>>>>>
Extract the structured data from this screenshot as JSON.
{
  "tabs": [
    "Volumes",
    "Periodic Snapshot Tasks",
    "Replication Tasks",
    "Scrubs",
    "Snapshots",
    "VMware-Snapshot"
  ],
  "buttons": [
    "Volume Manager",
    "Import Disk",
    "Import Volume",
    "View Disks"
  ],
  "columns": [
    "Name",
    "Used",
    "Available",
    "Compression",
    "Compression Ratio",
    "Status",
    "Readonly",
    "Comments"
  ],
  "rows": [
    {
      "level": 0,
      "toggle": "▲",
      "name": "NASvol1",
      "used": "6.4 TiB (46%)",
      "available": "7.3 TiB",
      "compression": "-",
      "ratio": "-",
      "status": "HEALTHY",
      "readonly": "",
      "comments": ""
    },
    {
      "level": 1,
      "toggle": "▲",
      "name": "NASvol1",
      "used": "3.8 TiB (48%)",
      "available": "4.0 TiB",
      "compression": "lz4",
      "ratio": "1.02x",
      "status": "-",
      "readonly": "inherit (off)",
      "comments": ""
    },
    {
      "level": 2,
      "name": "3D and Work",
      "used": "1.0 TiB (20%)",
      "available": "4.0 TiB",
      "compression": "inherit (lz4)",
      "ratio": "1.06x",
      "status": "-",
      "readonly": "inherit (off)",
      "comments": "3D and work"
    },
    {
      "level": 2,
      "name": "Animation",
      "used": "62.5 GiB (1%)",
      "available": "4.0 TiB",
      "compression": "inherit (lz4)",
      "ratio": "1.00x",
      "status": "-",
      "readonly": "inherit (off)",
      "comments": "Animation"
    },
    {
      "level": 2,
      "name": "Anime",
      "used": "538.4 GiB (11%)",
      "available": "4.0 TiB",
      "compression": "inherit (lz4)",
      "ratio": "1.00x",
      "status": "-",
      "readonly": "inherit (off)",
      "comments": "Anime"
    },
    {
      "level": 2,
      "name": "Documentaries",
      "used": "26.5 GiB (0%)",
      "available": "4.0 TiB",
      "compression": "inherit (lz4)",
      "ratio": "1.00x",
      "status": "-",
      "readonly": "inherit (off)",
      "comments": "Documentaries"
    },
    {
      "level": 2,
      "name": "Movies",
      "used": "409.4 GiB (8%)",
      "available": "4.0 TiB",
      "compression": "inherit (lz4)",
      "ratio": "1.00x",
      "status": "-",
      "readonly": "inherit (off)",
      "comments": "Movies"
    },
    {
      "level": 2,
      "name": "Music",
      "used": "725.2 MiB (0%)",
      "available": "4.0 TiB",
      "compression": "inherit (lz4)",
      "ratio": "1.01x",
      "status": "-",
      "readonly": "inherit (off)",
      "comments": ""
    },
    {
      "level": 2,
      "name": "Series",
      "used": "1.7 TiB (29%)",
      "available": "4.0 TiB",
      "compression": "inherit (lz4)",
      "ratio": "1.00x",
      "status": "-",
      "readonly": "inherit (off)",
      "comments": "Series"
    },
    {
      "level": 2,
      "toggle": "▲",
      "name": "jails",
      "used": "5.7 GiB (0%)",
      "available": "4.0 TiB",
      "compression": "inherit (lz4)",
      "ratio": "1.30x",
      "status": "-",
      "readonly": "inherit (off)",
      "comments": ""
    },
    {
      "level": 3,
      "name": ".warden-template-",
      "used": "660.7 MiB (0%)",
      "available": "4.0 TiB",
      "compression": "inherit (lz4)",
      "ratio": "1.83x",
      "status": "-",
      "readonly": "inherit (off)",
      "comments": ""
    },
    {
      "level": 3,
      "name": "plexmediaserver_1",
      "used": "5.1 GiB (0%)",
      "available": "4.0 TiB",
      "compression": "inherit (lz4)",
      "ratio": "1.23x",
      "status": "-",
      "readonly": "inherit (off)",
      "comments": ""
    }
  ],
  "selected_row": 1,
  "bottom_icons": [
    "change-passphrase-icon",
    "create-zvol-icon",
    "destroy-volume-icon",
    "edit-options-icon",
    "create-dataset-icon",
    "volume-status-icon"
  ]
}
<<<<<
#### Goal:
Pick out all lines from the data above in which the word "Tasks" appears.

#### Complete response:
    "Periodic Snapshot Tasks",
    "Replication Tasks",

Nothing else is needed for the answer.